(Extracts from a graphics dataset)
[Begin]

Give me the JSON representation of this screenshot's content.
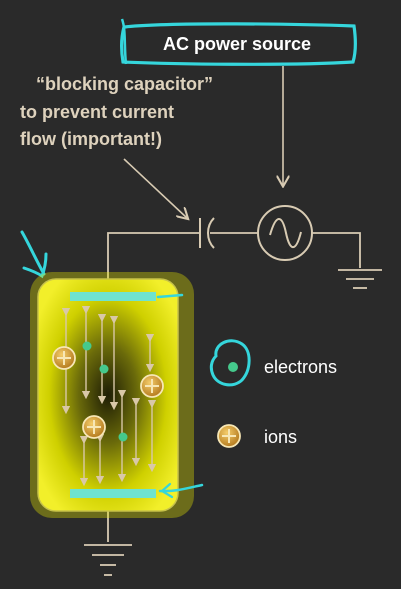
{
  "power_source": {
    "label": "AC power source"
  },
  "annotation": {
    "lines": [
      "“blocking capacitor”",
      "to prevent current",
      "flow (important!)"
    ]
  },
  "legend": {
    "electrons_label": "electrons",
    "ions_label": "ions"
  },
  "colors": {
    "background": "#2a2a2a",
    "wire": "#d8cbb3",
    "annotation_text": "#ded2bd",
    "highlight_cyan": "#35d6dc",
    "chamber_glow": "#e8e800",
    "electrode": "#6fe3cf",
    "electron_dot": "#45c98c",
    "ion_fill": "#d9a53b"
  },
  "icons": {
    "capacitor": "capacitor-symbol",
    "ac_source": "sine-wave-source-symbol",
    "ground": "ground-symbol",
    "ion": "plus-in-circle",
    "electron": "filled-dot"
  }
}
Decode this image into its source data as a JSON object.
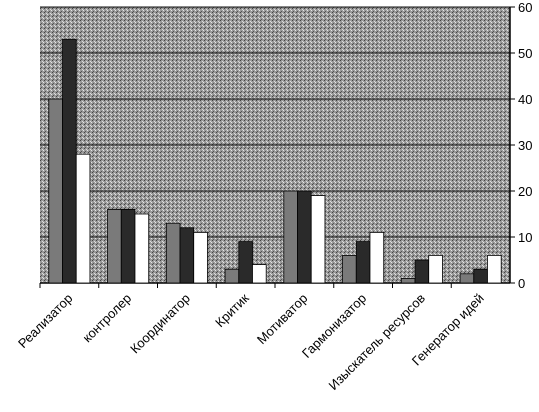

[End]

> Problem to solve: Reproduce each entry verbatim, excluding any embedded images.

> Solution to the problem:
Give me the JSON representation of this screenshot's content.
{
  "power_source": {
    "label": "AC power source"
  },
  "annotation": {
    "lines": [
      "“blocking capacitor”",
      "to prevent current",
      "flow (important!)"
    ]
  },
  "legend": {
    "electrons_label": "electrons",
    "ions_label": "ions"
  },
  "colors": {
    "background": "#2a2a2a",
    "wire": "#d8cbb3",
    "annotation_text": "#ded2bd",
    "highlight_cyan": "#35d6dc",
    "chamber_glow": "#e8e800",
    "electrode": "#6fe3cf",
    "electron_dot": "#45c98c",
    "ion_fill": "#d9a53b"
  },
  "icons": {
    "capacitor": "capacitor-symbol",
    "ac_source": "sine-wave-source-symbol",
    "ground": "ground-symbol",
    "ion": "plus-in-circle",
    "electron": "filled-dot"
  }
}
Decode this image into its source data as a JSON object.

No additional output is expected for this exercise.